• Material supplied:
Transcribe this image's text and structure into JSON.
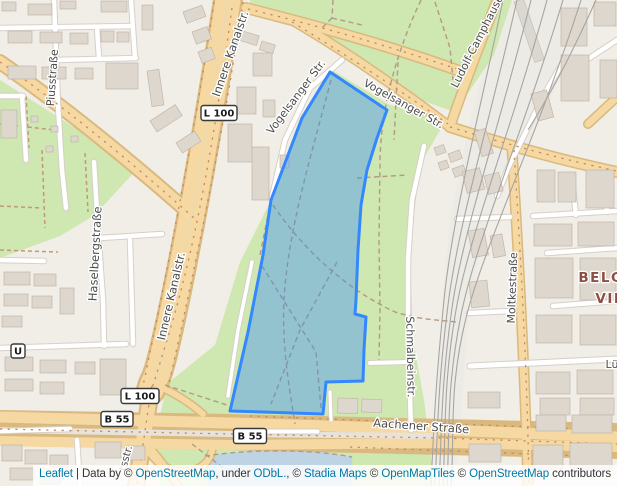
{
  "map": {
    "background": "#f1eee8",
    "park_green": "#cfe7b0",
    "water": "#bed3e4",
    "road_primary_fill": "#f6d9a2",
    "road_primary_casing": "#d9b97e",
    "street_labels": [
      {
        "name": "label-piusstrasse",
        "text": "Piusstraße",
        "x": 56,
        "y": 78,
        "rotate": -86,
        "size": 11,
        "kind": "street"
      },
      {
        "name": "label-innere-kanalstr-north",
        "text": "Innere Kanalstr.",
        "x": 234,
        "y": 55,
        "rotate": -71,
        "size": 11.5,
        "kind": "street"
      },
      {
        "name": "label-innere-kanalstr-south",
        "text": "Innere Kanalstr.",
        "x": 175,
        "y": 297,
        "rotate": -77,
        "size": 11.5,
        "kind": "street"
      },
      {
        "name": "label-vogelsanger-str-west",
        "text": "Vogelsanger Str.",
        "x": 299,
        "y": 99,
        "rotate": -53,
        "size": 11,
        "kind": "street"
      },
      {
        "name": "label-vogelsanger-str-east",
        "text": "Vogelsanger Str.",
        "x": 402,
        "y": 107,
        "rotate": 29,
        "size": 11,
        "kind": "street"
      },
      {
        "name": "label-ludolf-camphausen-str",
        "text": "Ludolf-Camphausen-Str.",
        "x": 487,
        "y": 30,
        "rotate": -63,
        "size": 11,
        "kind": "street"
      },
      {
        "name": "label-haselbergstrasse",
        "text": "Haselbergstraße",
        "x": 99,
        "y": 254,
        "rotate": -87,
        "size": 11.5,
        "kind": "street"
      },
      {
        "name": "label-schmalbeinstr",
        "text": "Schmalbeinstr.",
        "x": 407,
        "y": 357,
        "rotate": 89,
        "size": 11,
        "kind": "street"
      },
      {
        "name": "label-moltkestrasse",
        "text": "Moltkestraße",
        "x": 516,
        "y": 288,
        "rotate": -88,
        "size": 11,
        "kind": "street"
      },
      {
        "name": "label-aachener-strasse",
        "text": "Aachener Straße",
        "x": 421,
        "y": 430,
        "rotate": 4,
        "size": 11.5,
        "kind": "street"
      },
      {
        "name": "label-district-belgisches",
        "text": "BELG",
        "x": 601,
        "y": 282,
        "rotate": 0,
        "size": 13.5,
        "kind": "district"
      },
      {
        "name": "label-district-viertel",
        "text": "VIE",
        "x": 610,
        "y": 303,
        "rotate": 0,
        "size": 13.5,
        "kind": "district"
      },
      {
        "name": "label-luetticher-str-partial",
        "text": "Lü",
        "x": 612,
        "y": 368,
        "rotate": 0,
        "size": 11,
        "kind": "street"
      },
      {
        "name": "label-tsstr-partial",
        "text": "tsstr.",
        "x": 129,
        "y": 459,
        "rotate": -75,
        "size": 10.5,
        "kind": "street"
      }
    ],
    "road_badges": [
      {
        "name": "badge-l100-north",
        "text": "L 100",
        "x": 219,
        "y": 113,
        "w": 36,
        "h": 15
      },
      {
        "name": "badge-l100-south",
        "text": "L 100",
        "x": 140,
        "y": 396,
        "w": 38,
        "h": 15
      },
      {
        "name": "badge-b55-west",
        "text": "B 55",
        "x": 117,
        "y": 419,
        "w": 32,
        "h": 15
      },
      {
        "name": "badge-b55-east",
        "text": "B 55",
        "x": 250,
        "y": 436,
        "w": 33,
        "h": 15
      },
      {
        "name": "badge-ubahn-station",
        "text": "U",
        "x": 18,
        "y": 351,
        "w": 14,
        "h": 14
      }
    ]
  },
  "overlay": {
    "stroke": "#3388ff",
    "stroke_width": 3,
    "fill": "#3388ff",
    "fill_opacity": 0.38,
    "points": "330,72 387,110 377,138 367,170 361,205 358,250 356,300 355,314 366,317 364,350 363,381 326,382 323,414 230,411 248,332 263,255 271,200 302,118"
  },
  "attribution": {
    "parts": [
      {
        "text": "Leaflet",
        "link": true
      },
      {
        "text": " | Data by © ",
        "link": false
      },
      {
        "text": "OpenStreetMap",
        "link": true
      },
      {
        "text": ", under ",
        "link": false
      },
      {
        "text": "ODbL.",
        "link": true
      },
      {
        "text": ", © ",
        "link": false
      },
      {
        "text": "Stadia Maps",
        "link": true
      },
      {
        "text": " © ",
        "link": false
      },
      {
        "text": "OpenMapTiles",
        "link": true
      },
      {
        "text": " © ",
        "link": false
      },
      {
        "text": "OpenStreetMap",
        "link": true
      },
      {
        "text": " contributors",
        "link": false
      }
    ]
  }
}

• Task goal: Could you repeat all of the material exactly? Pictures should not be copied.

• Finished exercise:
Transcribe this image's text and structure into JSON.
{
  "map": {
    "background": "#f1eee8",
    "park_green": "#cfe7b0",
    "water": "#bed3e4",
    "road_primary_fill": "#f6d9a2",
    "road_primary_casing": "#d9b97e",
    "street_labels": [
      {
        "name": "label-piusstrasse",
        "text": "Piusstraße",
        "x": 56,
        "y": 78,
        "rotate": -86,
        "size": 11,
        "kind": "street"
      },
      {
        "name": "label-innere-kanalstr-north",
        "text": "Innere Kanalstr.",
        "x": 234,
        "y": 55,
        "rotate": -71,
        "size": 11.5,
        "kind": "street"
      },
      {
        "name": "label-innere-kanalstr-south",
        "text": "Innere Kanalstr.",
        "x": 175,
        "y": 297,
        "rotate": -77,
        "size": 11.5,
        "kind": "street"
      },
      {
        "name": "label-vogelsanger-str-west",
        "text": "Vogelsanger Str.",
        "x": 299,
        "y": 99,
        "rotate": -53,
        "size": 11,
        "kind": "street"
      },
      {
        "name": "label-vogelsanger-str-east",
        "text": "Vogelsanger Str.",
        "x": 402,
        "y": 107,
        "rotate": 29,
        "size": 11,
        "kind": "street"
      },
      {
        "name": "label-ludolf-camphausen-str",
        "text": "Ludolf-Camphausen-Str.",
        "x": 487,
        "y": 30,
        "rotate": -63,
        "size": 11,
        "kind": "street"
      },
      {
        "name": "label-haselbergstrasse",
        "text": "Haselbergstraße",
        "x": 99,
        "y": 254,
        "rotate": -87,
        "size": 11.5,
        "kind": "street"
      },
      {
        "name": "label-schmalbeinstr",
        "text": "Schmalbeinstr.",
        "x": 407,
        "y": 357,
        "rotate": 89,
        "size": 11,
        "kind": "street"
      },
      {
        "name": "label-moltkestrasse",
        "text": "Moltkestraße",
        "x": 516,
        "y": 288,
        "rotate": -88,
        "size": 11,
        "kind": "street"
      },
      {
        "name": "label-aachener-strasse",
        "text": "Aachener Straße",
        "x": 421,
        "y": 430,
        "rotate": 4,
        "size": 11.5,
        "kind": "street"
      },
      {
        "name": "label-district-belgisches",
        "text": "BELG",
        "x": 601,
        "y": 282,
        "rotate": 0,
        "size": 13.5,
        "kind": "district"
      },
      {
        "name": "label-district-viertel",
        "text": "VIE",
        "x": 610,
        "y": 303,
        "rotate": 0,
        "size": 13.5,
        "kind": "district"
      },
      {
        "name": "label-luetticher-str-partial",
        "text": "Lü",
        "x": 612,
        "y": 368,
        "rotate": 0,
        "size": 11,
        "kind": "street"
      },
      {
        "name": "label-tsstr-partial",
        "text": "tsstr.",
        "x": 129,
        "y": 459,
        "rotate": -75,
        "size": 10.5,
        "kind": "street"
      }
    ],
    "road_badges": [
      {
        "name": "badge-l100-north",
        "text": "L 100",
        "x": 219,
        "y": 113,
        "w": 36,
        "h": 15
      },
      {
        "name": "badge-l100-south",
        "text": "L 100",
        "x": 140,
        "y": 396,
        "w": 38,
        "h": 15
      },
      {
        "name": "badge-b55-west",
        "text": "B 55",
        "x": 117,
        "y": 419,
        "w": 32,
        "h": 15
      },
      {
        "name": "badge-b55-east",
        "text": "B 55",
        "x": 250,
        "y": 436,
        "w": 33,
        "h": 15
      },
      {
        "name": "badge-ubahn-station",
        "text": "U",
        "x": 18,
        "y": 351,
        "w": 14,
        "h": 14
      }
    ]
  },
  "overlay": {
    "stroke": "#3388ff",
    "stroke_width": 3,
    "fill": "#3388ff",
    "fill_opacity": 0.38,
    "points": "330,72 387,110 377,138 367,170 361,205 358,250 356,300 355,314 366,317 364,350 363,381 326,382 323,414 230,411 248,332 263,255 271,200 302,118"
  },
  "attribution": {
    "parts": [
      {
        "text": "Leaflet",
        "link": true
      },
      {
        "text": " | Data by © ",
        "link": false
      },
      {
        "text": "OpenStreetMap",
        "link": true
      },
      {
        "text": ", under ",
        "link": false
      },
      {
        "text": "ODbL.",
        "link": true
      },
      {
        "text": ", © ",
        "link": false
      },
      {
        "text": "Stadia Maps",
        "link": true
      },
      {
        "text": " © ",
        "link": false
      },
      {
        "text": "OpenMapTiles",
        "link": true
      },
      {
        "text": " © ",
        "link": false
      },
      {
        "text": "OpenStreetMap",
        "link": true
      },
      {
        "text": " contributors",
        "link": false
      }
    ]
  }
}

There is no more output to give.